Saved data entries:
------------------------------------
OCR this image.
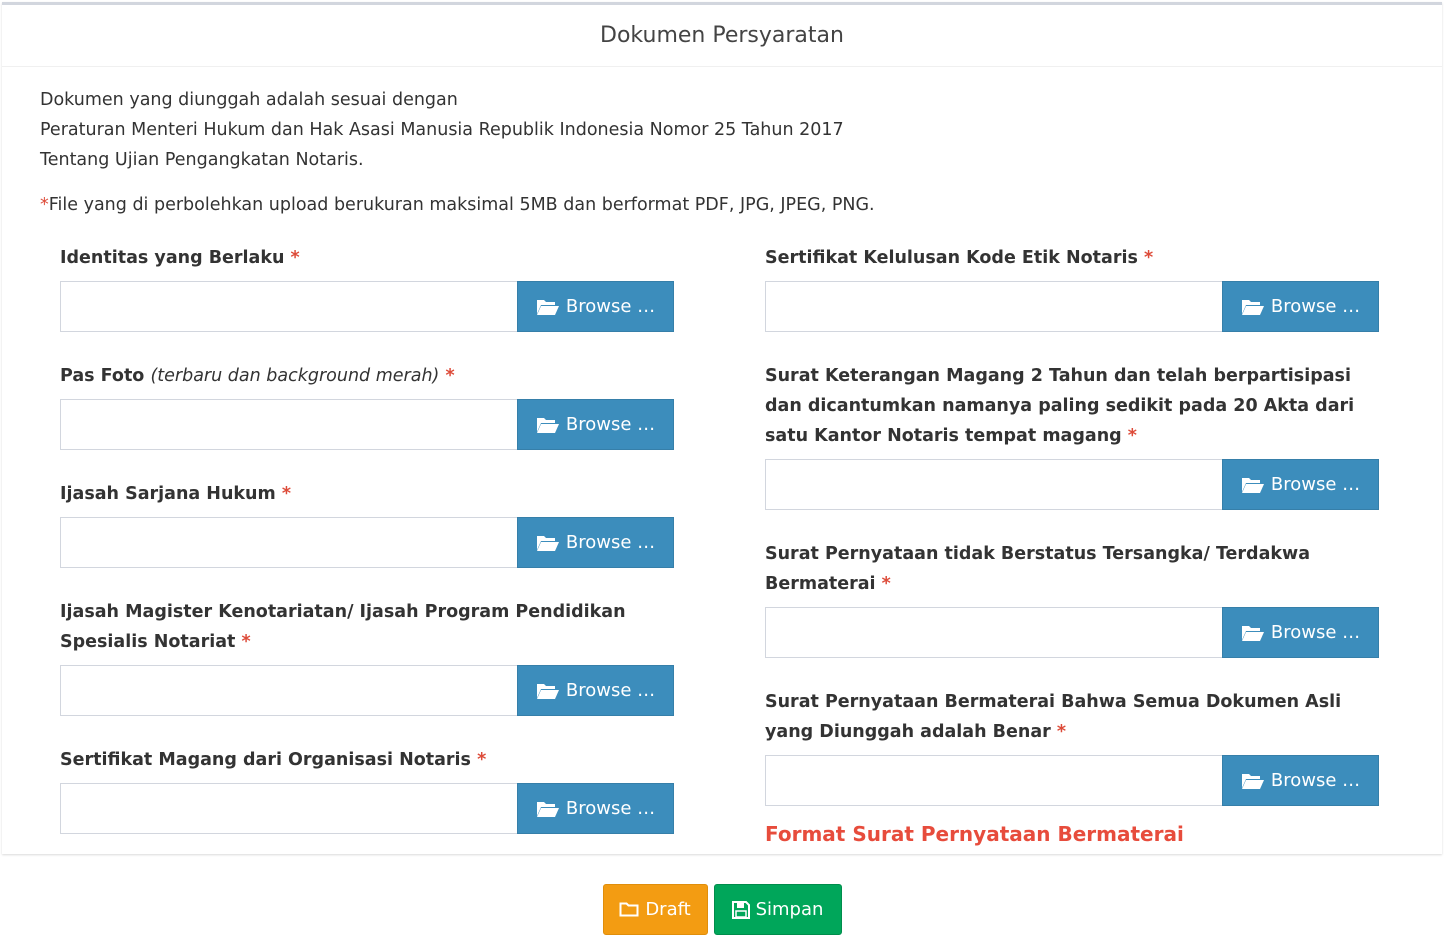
Dokumen Persyaratan
Dokumen yang diunggah adalah sesuai dengan
Peraturan Menteri Hukum dan Hak Asasi Manusia Republik Indonesia Nomor 25 Tahun 2017
Tentang Ujian Pengangkatan Notaris.
*File yang di perbolehkan upload berukuran maksimal 5MB dan berformat PDF, JPG, JPEG, PNG.
Identitas yang Berlaku *
Browse …
Pas Foto (terbaru dan background merah) *
Browse …
Ijasah Sarjana Hukum *
Browse …
Ijasah Magister Kenotariatan/ Ijasah Program Pendidikan Spesialis Notariat *
Browse …
Sertifikat Magang dari Organisasi Notaris *
Browse …
Sertifikat Kelulusan Kode Etik Notaris *
Browse …
Surat Keterangan Magang 2 Tahun dan telah berpartisipasi dan dicantumkan namanya paling sedikit pada 20 Akta dari satu Kantor Notaris tempat magang *
Browse …
Surat Pernyataan tidak Berstatus Tersangka/ Terdakwa Bermaterai *
Browse …
Surat Pernyataan Bermaterai Bahwa Semua Dokumen Asli yang Diunggah adalah Benar *
Browse …
Format Surat Pernyataan Bermaterai
Draft	Simpan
------------------------------------
Find the lines above that contain the word "Notaris" and collect them.

▶ Task response
Tentang Ujian Pengangkatan Notaris.
Sertifikat Magang dari Organisasi Notaris *
Sertifikat Kelulusan Kode Etik Notaris *
Surat Keterangan Magang 2 Tahun dan telah berpartisipasi dan dicantumkan namanya paling sedikit pada 20 Akta dari satu Kantor Notaris tempat magang *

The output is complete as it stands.